▸ **PROMPT**:
Gather all lines containing the string "Weeks" and copy them out.

▸ **DATA TO PROCESS**:

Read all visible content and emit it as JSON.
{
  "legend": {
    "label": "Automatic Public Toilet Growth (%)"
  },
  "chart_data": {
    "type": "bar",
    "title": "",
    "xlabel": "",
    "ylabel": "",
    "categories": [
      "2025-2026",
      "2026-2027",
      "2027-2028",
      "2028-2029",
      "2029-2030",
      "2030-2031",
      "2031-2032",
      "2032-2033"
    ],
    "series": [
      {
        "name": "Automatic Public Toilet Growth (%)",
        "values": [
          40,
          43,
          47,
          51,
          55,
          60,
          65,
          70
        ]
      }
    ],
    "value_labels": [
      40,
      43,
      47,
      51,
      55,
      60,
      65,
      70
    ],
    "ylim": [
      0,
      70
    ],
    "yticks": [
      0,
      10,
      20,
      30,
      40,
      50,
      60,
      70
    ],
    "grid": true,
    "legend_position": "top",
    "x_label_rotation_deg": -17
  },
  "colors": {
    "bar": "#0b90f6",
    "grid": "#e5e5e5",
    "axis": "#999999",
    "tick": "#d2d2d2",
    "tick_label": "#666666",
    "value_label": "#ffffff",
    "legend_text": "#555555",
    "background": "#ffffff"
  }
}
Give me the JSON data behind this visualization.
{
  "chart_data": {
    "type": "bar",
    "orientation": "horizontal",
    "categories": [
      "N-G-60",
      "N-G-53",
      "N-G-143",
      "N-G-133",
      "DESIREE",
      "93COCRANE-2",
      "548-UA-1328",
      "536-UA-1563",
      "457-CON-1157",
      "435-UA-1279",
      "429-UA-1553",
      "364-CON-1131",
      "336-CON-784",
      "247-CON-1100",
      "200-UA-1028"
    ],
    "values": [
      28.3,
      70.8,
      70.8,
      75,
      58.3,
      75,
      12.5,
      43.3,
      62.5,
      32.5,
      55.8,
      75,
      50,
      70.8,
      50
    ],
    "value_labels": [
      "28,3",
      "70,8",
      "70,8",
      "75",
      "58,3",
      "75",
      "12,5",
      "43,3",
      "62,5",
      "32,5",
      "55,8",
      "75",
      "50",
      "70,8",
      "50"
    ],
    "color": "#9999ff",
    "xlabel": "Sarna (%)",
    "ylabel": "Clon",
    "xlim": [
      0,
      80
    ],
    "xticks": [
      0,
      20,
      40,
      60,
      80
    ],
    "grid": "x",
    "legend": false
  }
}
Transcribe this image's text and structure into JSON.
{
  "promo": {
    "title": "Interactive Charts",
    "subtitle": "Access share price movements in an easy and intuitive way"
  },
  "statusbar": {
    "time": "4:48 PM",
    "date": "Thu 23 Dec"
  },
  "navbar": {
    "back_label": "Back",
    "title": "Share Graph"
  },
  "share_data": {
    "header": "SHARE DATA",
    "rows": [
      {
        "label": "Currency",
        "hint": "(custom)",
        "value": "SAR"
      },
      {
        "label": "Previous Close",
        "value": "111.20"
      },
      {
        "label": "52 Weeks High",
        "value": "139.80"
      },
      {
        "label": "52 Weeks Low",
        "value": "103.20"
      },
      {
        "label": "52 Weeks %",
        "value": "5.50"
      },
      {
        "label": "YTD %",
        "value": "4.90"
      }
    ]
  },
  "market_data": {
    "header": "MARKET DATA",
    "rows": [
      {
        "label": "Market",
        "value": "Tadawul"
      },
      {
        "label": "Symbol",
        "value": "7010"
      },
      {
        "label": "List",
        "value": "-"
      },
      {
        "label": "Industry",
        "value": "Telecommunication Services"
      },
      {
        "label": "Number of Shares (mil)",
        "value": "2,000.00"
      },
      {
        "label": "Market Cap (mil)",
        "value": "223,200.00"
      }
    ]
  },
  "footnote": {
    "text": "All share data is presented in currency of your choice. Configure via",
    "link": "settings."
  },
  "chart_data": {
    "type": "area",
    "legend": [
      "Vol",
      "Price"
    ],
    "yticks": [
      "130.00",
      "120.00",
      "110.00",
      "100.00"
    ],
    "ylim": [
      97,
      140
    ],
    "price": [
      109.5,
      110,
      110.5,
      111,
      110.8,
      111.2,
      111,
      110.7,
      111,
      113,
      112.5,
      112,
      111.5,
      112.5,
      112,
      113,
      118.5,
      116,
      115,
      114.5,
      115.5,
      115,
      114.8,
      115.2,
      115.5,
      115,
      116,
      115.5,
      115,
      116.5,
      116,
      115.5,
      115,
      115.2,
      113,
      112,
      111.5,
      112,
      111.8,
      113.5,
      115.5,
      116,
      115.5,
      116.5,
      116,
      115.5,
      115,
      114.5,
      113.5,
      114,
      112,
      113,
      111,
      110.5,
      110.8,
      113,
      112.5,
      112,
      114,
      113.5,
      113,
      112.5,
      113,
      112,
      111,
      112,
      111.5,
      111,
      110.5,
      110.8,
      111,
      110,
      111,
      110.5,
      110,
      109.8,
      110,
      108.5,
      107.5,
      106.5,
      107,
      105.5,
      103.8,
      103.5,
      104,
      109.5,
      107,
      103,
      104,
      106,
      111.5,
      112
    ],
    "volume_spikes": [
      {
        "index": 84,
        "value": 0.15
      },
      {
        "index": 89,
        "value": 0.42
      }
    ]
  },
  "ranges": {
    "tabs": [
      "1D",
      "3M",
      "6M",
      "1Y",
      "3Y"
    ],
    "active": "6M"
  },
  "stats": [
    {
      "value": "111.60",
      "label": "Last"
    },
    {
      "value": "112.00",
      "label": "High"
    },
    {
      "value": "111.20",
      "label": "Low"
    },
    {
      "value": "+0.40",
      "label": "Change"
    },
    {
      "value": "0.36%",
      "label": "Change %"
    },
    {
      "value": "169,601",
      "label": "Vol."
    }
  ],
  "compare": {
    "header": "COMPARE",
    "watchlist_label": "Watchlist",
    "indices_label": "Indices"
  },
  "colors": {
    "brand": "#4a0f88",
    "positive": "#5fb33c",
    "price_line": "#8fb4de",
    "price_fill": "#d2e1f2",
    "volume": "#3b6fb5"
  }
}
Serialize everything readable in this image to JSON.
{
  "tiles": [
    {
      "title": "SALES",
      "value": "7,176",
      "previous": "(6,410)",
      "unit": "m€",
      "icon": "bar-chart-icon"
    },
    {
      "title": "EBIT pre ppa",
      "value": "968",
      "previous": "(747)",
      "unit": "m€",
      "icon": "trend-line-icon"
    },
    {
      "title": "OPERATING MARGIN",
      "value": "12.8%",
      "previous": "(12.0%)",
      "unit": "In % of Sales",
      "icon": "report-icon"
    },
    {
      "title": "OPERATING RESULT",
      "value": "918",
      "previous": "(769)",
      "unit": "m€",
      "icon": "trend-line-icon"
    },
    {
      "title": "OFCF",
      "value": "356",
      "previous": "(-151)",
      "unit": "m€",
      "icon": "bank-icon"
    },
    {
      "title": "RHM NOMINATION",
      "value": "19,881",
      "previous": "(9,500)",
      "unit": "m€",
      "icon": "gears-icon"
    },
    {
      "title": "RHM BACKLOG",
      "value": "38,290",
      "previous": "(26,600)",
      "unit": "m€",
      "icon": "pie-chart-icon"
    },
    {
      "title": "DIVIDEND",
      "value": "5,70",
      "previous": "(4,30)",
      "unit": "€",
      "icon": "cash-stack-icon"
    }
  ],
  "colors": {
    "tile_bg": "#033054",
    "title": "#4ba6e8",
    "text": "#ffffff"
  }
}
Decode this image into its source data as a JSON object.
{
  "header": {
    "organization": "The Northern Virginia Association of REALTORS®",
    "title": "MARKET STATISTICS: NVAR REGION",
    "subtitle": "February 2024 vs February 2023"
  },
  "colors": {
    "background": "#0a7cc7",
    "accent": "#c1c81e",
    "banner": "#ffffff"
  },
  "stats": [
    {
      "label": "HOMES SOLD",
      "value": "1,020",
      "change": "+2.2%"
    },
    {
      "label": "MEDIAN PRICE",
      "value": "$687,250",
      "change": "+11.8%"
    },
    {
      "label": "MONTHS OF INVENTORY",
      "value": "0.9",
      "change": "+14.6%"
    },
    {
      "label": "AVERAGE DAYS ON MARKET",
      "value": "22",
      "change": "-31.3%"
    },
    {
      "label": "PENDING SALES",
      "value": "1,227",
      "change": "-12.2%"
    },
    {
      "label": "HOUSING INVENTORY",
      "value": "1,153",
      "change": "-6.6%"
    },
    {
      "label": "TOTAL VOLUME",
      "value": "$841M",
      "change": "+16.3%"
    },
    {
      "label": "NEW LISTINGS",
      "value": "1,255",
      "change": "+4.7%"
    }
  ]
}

▸ **WRITTEN RESPONSE**:
        "label": "52 Weeks High",
        "label": "52 Weeks Low",
        "label": "52 Weeks %",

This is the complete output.